### OBJECTIVE
Each record below is to be reproduced without any change.

start

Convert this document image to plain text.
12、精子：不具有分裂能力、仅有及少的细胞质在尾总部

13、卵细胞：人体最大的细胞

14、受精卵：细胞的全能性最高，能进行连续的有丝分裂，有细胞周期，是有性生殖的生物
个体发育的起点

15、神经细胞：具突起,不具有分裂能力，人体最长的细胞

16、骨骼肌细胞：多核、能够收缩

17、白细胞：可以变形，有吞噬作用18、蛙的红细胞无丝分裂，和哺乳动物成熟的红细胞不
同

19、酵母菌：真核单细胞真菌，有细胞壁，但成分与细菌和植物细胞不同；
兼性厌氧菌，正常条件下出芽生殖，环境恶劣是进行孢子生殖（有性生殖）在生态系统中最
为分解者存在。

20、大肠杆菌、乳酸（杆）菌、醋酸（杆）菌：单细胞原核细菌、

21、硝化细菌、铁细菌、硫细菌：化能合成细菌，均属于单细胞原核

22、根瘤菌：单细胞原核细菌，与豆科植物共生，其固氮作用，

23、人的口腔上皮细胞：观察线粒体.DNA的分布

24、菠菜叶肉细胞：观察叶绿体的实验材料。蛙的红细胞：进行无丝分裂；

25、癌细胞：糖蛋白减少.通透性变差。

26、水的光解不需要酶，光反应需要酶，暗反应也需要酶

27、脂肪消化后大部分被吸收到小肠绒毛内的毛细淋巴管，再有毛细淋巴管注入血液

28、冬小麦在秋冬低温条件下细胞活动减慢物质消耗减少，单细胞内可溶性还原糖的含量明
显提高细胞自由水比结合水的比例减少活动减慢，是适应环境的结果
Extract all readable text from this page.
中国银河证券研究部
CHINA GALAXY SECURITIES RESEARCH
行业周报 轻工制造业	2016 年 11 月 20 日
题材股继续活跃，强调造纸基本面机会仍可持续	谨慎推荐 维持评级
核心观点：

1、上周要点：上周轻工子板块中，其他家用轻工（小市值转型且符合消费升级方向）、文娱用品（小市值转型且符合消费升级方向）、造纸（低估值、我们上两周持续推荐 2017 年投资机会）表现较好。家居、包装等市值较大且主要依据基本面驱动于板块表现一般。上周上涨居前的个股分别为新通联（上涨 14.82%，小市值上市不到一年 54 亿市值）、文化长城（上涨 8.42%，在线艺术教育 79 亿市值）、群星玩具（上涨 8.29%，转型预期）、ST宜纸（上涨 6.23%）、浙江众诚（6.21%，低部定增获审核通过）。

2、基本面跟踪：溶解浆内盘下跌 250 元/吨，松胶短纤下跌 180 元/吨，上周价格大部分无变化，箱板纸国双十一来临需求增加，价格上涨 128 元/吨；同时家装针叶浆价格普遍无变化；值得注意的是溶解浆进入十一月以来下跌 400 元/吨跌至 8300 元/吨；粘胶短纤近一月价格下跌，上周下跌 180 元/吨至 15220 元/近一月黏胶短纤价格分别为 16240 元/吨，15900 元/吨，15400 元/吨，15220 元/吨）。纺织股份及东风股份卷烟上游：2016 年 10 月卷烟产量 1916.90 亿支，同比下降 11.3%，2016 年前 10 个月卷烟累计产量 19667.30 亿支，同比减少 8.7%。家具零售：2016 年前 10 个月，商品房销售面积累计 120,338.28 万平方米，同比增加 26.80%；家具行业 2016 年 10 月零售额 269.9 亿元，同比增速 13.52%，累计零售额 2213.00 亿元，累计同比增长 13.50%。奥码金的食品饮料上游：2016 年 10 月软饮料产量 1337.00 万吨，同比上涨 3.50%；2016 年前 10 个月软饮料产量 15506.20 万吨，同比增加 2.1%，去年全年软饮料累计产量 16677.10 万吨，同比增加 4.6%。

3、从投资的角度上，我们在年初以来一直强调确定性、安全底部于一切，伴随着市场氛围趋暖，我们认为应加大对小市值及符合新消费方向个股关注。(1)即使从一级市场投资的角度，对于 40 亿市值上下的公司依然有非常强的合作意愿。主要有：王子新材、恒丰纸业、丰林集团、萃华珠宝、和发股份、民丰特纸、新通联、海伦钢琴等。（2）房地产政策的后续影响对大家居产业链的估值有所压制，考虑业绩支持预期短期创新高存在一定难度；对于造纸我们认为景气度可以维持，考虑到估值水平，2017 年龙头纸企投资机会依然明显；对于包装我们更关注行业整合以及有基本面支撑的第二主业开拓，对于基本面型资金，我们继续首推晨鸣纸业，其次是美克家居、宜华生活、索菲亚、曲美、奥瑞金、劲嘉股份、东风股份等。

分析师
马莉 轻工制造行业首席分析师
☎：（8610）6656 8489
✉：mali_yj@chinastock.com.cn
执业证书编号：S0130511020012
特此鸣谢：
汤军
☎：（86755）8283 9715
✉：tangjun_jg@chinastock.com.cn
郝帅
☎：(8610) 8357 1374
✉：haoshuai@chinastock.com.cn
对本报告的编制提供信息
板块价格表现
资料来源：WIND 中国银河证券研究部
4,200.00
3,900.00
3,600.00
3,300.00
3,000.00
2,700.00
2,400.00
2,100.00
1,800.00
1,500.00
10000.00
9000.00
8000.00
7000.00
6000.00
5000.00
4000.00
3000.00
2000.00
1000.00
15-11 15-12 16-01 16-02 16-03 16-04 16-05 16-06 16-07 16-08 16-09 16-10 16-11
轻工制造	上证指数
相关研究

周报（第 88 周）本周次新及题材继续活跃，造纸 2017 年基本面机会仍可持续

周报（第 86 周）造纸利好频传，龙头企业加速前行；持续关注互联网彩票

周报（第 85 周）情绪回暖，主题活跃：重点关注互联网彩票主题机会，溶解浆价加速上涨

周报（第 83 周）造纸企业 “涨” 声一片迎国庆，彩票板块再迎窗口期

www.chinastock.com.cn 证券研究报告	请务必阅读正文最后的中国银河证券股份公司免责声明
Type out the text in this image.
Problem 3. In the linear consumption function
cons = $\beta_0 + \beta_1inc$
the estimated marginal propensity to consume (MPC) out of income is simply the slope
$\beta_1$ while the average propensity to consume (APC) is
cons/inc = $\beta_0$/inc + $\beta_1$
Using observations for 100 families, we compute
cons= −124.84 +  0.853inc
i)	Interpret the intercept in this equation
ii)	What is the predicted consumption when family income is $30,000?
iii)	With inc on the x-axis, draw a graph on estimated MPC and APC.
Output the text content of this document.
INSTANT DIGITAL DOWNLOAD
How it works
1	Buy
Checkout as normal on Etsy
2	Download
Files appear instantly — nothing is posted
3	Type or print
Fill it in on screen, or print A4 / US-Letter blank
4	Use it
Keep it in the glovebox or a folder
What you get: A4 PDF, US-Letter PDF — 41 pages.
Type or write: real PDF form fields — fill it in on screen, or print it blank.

end

### COMPLETE ANSWER
Convert this document image to plain text.
12、精子：不具有分裂能力、仅有及少的细胞质在尾总部

13、卵细胞：人体最大的细胞

14、受精卵：细胞的全能性最高，能进行连续的有丝分裂，有细胞周期，是有性生殖的生物
个体发育的起点

15、神经细胞：具突起,不具有分裂能力，人体最长的细胞

16、骨骼肌细胞：多核、能够收缩

17、白细胞：可以变形，有吞噬作用18、蛙的红细胞无丝分裂，和哺乳动物成熟的红细胞不
同

19、酵母菌：真核单细胞真菌，有细胞壁，但成分与细菌和植物细胞不同；
兼性厌氧菌，正常条件下出芽生殖，环境恶劣是进行孢子生殖（有性生殖）在生态系统中最
为分解者存在。

20、大肠杆菌、乳酸（杆）菌、醋酸（杆）菌：单细胞原核细菌、

21、硝化细菌、铁细菌、硫细菌：化能合成细菌，均属于单细胞原核

22、根瘤菌：单细胞原核细菌，与豆科植物共生，其固氮作用，

23、人的口腔上皮细胞：观察线粒体.DNA的分布

24、菠菜叶肉细胞：观察叶绿体的实验材料。蛙的红细胞：进行无丝分裂；

25、癌细胞：糖蛋白减少.通透性变差。

26、水的光解不需要酶，光反应需要酶，暗反应也需要酶

27、脂肪消化后大部分被吸收到小肠绒毛内的毛细淋巴管，再有毛细淋巴管注入血液

28、冬小麦在秋冬低温条件下细胞活动减慢物质消耗减少，单细胞内可溶性还原糖的含量明
显提高细胞自由水比结合水的比例减少活动减慢，是适应环境的结果
Extract all readable text from this page.
中国银河证券研究部
CHINA GALAXY SECURITIES RESEARCH
行业周报 轻工制造业	2016 年 11 月 20 日
题材股继续活跃，强调造纸基本面机会仍可持续	谨慎推荐 维持评级
核心观点：

1、上周要点：上周轻工子板块中，其他家用轻工（小市值转型且符合消费升级方向）、文娱用品（小市值转型且符合消费升级方向）、造纸（低估值、我们上两周持续推荐 2017 年投资机会）表现较好。家居、包装等市值较大且主要依据基本面驱动于板块表现一般。上周上涨居前的个股分别为新通联（上涨 14.82%，小市值上市不到一年 54 亿市值）、文化长城（上涨 8.42%，在线艺术教育 79 亿市值）、群星玩具（上涨 8.29%，转型预期）、ST宜纸（上涨 6.23%）、浙江众诚（6.21%，低部定增获审核通过）。

2、基本面跟踪：溶解浆内盘下跌 250 元/吨，松胶短纤下跌 180 元/吨，上周价格大部分无变化，箱板纸国双十一来临需求增加，价格上涨 128 元/吨；同时家装针叶浆价格普遍无变化；值得注意的是溶解浆进入十一月以来下跌 400 元/吨跌至 8300 元/吨；粘胶短纤近一月价格下跌，上周下跌 180 元/吨至 15220 元/近一月黏胶短纤价格分别为 16240 元/吨，15900 元/吨，15400 元/吨，15220 元/吨）。纺织股份及东风股份卷烟上游：2016 年 10 月卷烟产量 1916.90 亿支，同比下降 11.3%，2016 年前 10 个月卷烟累计产量 19667.30 亿支，同比减少 8.7%。家具零售：2016 年前 10 个月，商品房销售面积累计 120,338.28 万平方米，同比增加 26.80%；家具行业 2016 年 10 月零售额 269.9 亿元，同比增速 13.52%，累计零售额 2213.00 亿元，累计同比增长 13.50%。奥码金的食品饮料上游：2016 年 10 月软饮料产量 1337.00 万吨，同比上涨 3.50%；2016 年前 10 个月软饮料产量 15506.20 万吨，同比增加 2.1%，去年全年软饮料累计产量 16677.10 万吨，同比增加 4.6%。

3、从投资的角度上，我们在年初以来一直强调确定性、安全底部于一切，伴随着市场氛围趋暖，我们认为应加大对小市值及符合新消费方向个股关注。(1)即使从一级市场投资的角度，对于 40 亿市值上下的公司依然有非常强的合作意愿。主要有：王子新材、恒丰纸业、丰林集团、萃华珠宝、和发股份、民丰特纸、新通联、海伦钢琴等。（2）房地产政策的后续影响对大家居产业链的估值有所压制，考虑业绩支持预期短期创新高存在一定难度；对于造纸我们认为景气度可以维持，考虑到估值水平，2017 年龙头纸企投资机会依然明显；对于包装我们更关注行业整合以及有基本面支撑的第二主业开拓，对于基本面型资金，我们继续首推晨鸣纸业，其次是美克家居、宜华生活、索菲亚、曲美、奥瑞金、劲嘉股份、东风股份等。

分析师
马莉 轻工制造行业首席分析师
☎：（8610）6656 8489
✉：mali_yj@chinastock.com.cn
执业证书编号：S0130511020012
特此鸣谢：
汤军
☎：（86755）8283 9715
✉：tangjun_jg@chinastock.com.cn
郝帅
☎：(8610) 8357 1374
✉：haoshuai@chinastock.com.cn
对本报告的编制提供信息
板块价格表现
资料来源：WIND 中国银河证券研究部
4,200.00
3,900.00
3,600.00
3,300.00
3,000.00
2,700.00
2,400.00
2,100.00
1,800.00
1,500.00
10000.00
9000.00
8000.00
7000.00
6000.00
5000.00
4000.00
3000.00
2000.00
1000.00
15-11 15-12 16-01 16-02 16-03 16-04 16-05 16-06 16-07 16-08 16-09 16-10 16-11
轻工制造	上证指数
相关研究

周报（第 88 周）本周次新及题材继续活跃，造纸 2017 年基本面机会仍可持续

周报（第 86 周）造纸利好频传，龙头企业加速前行；持续关注互联网彩票

周报（第 85 周）情绪回暖，主题活跃：重点关注互联网彩票主题机会，溶解浆价加速上涨

周报（第 83 周）造纸企业 “涨” 声一片迎国庆，彩票板块再迎窗口期

www.chinastock.com.cn 证券研究报告	请务必阅读正文最后的中国银河证券股份公司免责声明
Type out the text in this image.
Problem 3. In the linear consumption function
cons = $\beta_0 + \beta_1inc$
the estimated marginal propensity to consume (MPC) out of income is simply the slope
$\beta_1$ while the average propensity to consume (APC) is
cons/inc = $\beta_0$/inc + $\beta_1$
Using observations for 100 families, we compute
cons= −124.84 +  0.853inc
i)	Interpret the intercept in this equation
ii)	What is the predicted consumption when family income is $30,000?
iii)	With inc on the x-axis, draw a graph on estimated MPC and APC.
Output the text content of this document.
INSTANT DIGITAL DOWNLOAD
How it works
1	Buy
Checkout as normal on Etsy
2	Download
Files appear instantly — nothing is posted
3	Type or print
Fill it in on screen, or print A4 / US-Letter blank
4	Use it
Keep it in the glovebox or a folder
What you get: A4 PDF, US-Letter PDF — 41 pages.
Type or write: real PDF form fields — fill it in on screen, or print it blank.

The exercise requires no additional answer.